● **Problem to work on**: How many lines in the records below contain the word "sich"? Answer with the number alone.

◇ ◇ ◇ ◇ ◇ ◇ ◇

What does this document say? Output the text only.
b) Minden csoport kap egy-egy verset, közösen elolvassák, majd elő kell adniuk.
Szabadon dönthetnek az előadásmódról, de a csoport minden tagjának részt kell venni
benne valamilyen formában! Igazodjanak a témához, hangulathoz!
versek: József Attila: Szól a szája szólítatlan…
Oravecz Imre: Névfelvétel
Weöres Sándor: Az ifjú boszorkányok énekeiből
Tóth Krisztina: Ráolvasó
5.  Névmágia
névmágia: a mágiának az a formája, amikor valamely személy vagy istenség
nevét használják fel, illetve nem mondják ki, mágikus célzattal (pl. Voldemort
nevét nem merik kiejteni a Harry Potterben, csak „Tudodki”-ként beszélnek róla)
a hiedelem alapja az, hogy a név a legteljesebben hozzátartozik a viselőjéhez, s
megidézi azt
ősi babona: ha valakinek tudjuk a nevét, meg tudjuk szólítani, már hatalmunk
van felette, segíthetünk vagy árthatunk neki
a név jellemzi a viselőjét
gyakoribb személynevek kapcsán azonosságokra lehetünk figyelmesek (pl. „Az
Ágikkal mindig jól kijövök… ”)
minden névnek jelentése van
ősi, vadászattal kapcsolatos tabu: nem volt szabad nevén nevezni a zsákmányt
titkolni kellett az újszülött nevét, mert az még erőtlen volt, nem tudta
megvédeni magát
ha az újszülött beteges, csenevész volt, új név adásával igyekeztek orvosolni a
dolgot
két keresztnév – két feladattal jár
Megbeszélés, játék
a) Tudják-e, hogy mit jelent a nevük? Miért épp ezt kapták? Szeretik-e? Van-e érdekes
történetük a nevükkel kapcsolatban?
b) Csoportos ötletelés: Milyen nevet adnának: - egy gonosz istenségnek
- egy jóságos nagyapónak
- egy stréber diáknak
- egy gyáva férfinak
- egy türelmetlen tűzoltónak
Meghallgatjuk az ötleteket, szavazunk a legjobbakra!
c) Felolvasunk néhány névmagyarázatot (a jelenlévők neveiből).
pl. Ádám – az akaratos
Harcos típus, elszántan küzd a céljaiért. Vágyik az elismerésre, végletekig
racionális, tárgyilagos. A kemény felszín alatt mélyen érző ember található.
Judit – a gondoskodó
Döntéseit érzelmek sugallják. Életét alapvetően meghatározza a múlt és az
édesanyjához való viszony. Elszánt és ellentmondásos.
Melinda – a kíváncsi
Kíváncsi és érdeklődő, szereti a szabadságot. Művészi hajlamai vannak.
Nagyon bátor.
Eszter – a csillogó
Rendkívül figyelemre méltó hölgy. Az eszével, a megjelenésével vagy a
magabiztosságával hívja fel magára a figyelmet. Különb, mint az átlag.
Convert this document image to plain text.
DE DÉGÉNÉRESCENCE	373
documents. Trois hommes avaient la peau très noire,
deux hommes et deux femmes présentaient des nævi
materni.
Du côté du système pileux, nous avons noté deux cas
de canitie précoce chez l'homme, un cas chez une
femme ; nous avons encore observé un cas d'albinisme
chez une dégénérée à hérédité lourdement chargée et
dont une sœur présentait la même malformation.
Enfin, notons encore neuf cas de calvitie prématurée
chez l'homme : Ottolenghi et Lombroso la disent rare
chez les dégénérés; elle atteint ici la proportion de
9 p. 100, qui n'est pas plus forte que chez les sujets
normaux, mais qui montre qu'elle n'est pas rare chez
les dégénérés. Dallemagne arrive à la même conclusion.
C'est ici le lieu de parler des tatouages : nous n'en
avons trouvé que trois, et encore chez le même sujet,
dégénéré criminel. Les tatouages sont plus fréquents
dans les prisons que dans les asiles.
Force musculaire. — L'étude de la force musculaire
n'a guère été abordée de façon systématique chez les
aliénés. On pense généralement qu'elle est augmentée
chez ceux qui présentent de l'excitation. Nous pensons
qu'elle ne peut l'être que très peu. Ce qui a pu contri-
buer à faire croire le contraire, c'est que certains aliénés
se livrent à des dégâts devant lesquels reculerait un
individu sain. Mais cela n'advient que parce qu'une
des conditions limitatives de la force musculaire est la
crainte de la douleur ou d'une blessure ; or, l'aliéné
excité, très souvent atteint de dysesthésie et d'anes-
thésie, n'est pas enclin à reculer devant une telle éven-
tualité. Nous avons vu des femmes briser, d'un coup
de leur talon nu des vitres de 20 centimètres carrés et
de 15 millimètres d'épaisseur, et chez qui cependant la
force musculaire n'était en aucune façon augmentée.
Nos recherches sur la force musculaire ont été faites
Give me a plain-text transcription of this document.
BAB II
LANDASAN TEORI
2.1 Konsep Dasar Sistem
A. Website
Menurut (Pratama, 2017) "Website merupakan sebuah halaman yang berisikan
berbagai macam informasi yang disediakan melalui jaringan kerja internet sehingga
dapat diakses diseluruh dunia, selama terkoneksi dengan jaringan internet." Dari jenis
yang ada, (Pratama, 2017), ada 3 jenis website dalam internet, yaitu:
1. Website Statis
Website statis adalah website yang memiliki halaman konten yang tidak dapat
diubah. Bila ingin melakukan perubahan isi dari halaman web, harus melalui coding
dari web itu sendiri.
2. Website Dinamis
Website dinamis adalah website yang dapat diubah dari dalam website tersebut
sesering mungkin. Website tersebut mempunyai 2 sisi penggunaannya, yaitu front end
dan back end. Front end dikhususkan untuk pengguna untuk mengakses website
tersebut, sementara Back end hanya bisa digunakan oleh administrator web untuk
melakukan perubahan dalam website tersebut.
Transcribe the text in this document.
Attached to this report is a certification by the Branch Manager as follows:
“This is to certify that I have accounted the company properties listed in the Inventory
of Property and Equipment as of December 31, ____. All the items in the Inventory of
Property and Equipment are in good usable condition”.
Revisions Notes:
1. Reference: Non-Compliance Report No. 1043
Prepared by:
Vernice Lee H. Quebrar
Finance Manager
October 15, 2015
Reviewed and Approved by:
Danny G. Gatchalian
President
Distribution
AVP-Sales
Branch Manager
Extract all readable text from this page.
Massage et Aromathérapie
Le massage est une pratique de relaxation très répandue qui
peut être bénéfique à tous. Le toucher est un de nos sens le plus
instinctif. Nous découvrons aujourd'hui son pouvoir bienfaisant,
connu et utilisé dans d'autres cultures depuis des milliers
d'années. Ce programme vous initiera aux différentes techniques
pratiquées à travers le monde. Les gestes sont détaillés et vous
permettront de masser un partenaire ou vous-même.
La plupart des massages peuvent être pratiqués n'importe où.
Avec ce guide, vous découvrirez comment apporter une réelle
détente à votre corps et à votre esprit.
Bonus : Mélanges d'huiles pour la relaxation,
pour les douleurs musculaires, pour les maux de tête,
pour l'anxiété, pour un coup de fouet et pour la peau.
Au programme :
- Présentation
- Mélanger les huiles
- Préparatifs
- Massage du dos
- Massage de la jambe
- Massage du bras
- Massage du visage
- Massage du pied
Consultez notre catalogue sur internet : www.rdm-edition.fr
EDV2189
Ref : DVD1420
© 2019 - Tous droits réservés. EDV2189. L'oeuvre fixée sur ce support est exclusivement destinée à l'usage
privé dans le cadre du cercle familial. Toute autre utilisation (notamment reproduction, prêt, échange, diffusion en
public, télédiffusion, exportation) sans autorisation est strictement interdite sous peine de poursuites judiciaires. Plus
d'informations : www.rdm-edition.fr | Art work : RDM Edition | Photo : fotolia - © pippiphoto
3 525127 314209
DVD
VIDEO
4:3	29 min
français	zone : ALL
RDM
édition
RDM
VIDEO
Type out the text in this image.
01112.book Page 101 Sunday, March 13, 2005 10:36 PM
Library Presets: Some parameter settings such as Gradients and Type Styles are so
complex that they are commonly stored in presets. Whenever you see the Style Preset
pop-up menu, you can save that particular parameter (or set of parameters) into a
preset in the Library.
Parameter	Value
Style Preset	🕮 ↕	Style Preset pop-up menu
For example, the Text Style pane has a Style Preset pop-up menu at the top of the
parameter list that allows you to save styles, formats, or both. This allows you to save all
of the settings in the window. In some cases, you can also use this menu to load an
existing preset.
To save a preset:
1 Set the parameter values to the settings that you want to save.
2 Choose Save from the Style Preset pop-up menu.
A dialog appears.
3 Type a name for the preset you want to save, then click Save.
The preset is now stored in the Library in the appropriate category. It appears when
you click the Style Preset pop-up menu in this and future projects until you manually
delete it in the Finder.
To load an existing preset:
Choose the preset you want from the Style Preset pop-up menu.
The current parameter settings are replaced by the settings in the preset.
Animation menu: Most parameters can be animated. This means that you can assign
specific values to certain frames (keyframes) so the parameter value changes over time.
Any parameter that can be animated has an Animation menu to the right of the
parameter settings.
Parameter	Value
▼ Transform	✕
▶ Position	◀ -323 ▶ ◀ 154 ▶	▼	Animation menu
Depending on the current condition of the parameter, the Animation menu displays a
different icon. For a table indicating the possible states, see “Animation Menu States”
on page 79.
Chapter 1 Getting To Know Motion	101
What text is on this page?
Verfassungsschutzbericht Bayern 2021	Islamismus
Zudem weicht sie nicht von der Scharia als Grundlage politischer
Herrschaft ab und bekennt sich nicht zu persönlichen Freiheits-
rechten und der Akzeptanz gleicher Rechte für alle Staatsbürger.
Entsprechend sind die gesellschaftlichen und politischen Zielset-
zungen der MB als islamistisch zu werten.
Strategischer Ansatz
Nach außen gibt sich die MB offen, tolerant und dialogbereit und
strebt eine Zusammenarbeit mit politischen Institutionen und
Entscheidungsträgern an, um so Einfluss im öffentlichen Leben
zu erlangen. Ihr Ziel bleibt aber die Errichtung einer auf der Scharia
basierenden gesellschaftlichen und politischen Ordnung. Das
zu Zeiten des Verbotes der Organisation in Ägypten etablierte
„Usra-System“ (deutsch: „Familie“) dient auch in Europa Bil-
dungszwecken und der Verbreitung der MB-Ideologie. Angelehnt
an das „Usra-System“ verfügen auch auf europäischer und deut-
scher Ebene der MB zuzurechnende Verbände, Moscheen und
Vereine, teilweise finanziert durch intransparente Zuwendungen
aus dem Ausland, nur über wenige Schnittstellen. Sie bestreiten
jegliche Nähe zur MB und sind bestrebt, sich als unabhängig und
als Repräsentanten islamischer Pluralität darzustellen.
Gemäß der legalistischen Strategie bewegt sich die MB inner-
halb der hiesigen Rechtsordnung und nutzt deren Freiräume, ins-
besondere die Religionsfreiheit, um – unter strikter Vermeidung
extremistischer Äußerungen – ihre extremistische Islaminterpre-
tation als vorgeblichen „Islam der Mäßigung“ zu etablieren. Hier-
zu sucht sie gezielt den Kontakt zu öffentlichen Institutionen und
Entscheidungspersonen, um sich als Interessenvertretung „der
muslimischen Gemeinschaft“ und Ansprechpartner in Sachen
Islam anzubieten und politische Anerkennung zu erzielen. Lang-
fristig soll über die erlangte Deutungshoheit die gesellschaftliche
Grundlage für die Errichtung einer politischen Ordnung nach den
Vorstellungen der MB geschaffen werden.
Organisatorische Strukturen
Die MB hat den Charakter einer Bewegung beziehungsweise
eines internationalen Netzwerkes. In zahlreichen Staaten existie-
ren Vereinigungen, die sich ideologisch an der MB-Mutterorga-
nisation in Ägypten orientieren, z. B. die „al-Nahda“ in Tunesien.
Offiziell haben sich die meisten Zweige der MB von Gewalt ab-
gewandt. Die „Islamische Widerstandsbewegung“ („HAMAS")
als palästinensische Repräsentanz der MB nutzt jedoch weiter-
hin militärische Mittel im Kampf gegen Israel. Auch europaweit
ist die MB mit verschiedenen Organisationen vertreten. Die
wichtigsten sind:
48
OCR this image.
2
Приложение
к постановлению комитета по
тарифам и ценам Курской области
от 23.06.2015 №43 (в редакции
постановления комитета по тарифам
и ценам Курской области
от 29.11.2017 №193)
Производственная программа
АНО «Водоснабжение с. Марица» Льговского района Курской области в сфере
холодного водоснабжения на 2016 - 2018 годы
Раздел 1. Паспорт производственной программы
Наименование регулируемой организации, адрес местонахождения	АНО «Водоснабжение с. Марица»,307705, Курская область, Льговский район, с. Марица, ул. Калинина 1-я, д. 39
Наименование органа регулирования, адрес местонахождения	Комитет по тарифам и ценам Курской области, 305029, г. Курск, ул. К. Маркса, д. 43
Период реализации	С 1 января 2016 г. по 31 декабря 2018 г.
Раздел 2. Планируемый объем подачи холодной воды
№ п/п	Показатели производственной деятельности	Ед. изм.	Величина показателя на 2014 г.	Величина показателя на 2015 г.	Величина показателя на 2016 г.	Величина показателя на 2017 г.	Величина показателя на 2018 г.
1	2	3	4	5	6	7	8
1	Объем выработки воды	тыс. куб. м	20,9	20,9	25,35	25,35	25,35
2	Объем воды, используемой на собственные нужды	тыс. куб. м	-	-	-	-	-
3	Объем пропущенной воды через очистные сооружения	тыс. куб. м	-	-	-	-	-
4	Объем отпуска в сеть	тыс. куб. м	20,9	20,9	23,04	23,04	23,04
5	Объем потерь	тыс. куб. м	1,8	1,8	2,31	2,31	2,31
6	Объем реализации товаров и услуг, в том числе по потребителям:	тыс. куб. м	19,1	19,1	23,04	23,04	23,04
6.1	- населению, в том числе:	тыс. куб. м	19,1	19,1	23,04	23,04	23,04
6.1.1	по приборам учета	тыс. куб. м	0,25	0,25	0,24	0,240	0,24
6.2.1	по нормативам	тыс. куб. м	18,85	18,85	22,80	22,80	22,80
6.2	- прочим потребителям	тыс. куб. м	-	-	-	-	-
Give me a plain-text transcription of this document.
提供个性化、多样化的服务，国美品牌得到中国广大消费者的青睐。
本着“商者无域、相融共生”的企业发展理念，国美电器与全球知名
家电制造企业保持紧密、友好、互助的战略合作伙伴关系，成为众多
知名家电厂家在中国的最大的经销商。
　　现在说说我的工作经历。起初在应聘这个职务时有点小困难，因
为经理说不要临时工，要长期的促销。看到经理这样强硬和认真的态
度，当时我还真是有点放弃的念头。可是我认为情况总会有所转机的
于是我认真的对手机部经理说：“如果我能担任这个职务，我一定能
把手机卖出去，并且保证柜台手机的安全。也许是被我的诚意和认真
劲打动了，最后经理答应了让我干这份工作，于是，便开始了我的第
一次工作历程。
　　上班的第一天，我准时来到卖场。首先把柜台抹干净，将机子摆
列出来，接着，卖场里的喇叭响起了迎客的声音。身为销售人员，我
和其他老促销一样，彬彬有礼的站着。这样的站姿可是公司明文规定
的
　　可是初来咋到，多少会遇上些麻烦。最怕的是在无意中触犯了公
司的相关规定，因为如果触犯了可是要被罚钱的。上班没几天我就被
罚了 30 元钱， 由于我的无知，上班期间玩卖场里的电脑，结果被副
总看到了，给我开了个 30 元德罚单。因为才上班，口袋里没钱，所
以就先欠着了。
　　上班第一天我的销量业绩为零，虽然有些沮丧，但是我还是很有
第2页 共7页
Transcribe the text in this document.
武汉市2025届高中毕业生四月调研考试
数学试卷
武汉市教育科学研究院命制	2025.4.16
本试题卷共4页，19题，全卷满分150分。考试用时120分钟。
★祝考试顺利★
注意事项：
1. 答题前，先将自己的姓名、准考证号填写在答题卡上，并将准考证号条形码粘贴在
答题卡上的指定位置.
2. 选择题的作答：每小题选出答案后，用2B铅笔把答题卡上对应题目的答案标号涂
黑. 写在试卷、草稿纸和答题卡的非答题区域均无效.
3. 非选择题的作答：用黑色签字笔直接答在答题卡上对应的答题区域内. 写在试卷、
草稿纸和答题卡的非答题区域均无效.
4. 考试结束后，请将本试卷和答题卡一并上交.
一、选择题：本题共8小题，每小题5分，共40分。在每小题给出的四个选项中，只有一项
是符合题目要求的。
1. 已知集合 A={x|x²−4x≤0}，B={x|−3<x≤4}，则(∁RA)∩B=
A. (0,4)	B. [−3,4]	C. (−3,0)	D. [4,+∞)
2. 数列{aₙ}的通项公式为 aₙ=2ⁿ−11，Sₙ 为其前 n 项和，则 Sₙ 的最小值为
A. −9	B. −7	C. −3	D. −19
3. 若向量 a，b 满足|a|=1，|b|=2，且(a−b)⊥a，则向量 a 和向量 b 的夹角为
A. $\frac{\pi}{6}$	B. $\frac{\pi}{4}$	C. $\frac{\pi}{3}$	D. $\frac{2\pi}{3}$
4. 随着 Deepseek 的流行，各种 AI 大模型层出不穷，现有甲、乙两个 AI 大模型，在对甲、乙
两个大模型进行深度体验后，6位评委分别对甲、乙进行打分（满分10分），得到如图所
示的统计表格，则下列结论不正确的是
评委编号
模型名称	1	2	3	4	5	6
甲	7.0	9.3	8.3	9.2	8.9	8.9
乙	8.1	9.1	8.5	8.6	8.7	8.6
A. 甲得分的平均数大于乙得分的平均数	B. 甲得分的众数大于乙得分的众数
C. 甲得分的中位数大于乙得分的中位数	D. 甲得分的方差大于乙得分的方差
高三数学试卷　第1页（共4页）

◇ ◇ ◇ ◇ ◇ ◇ ◇

● **Worked answer**: 7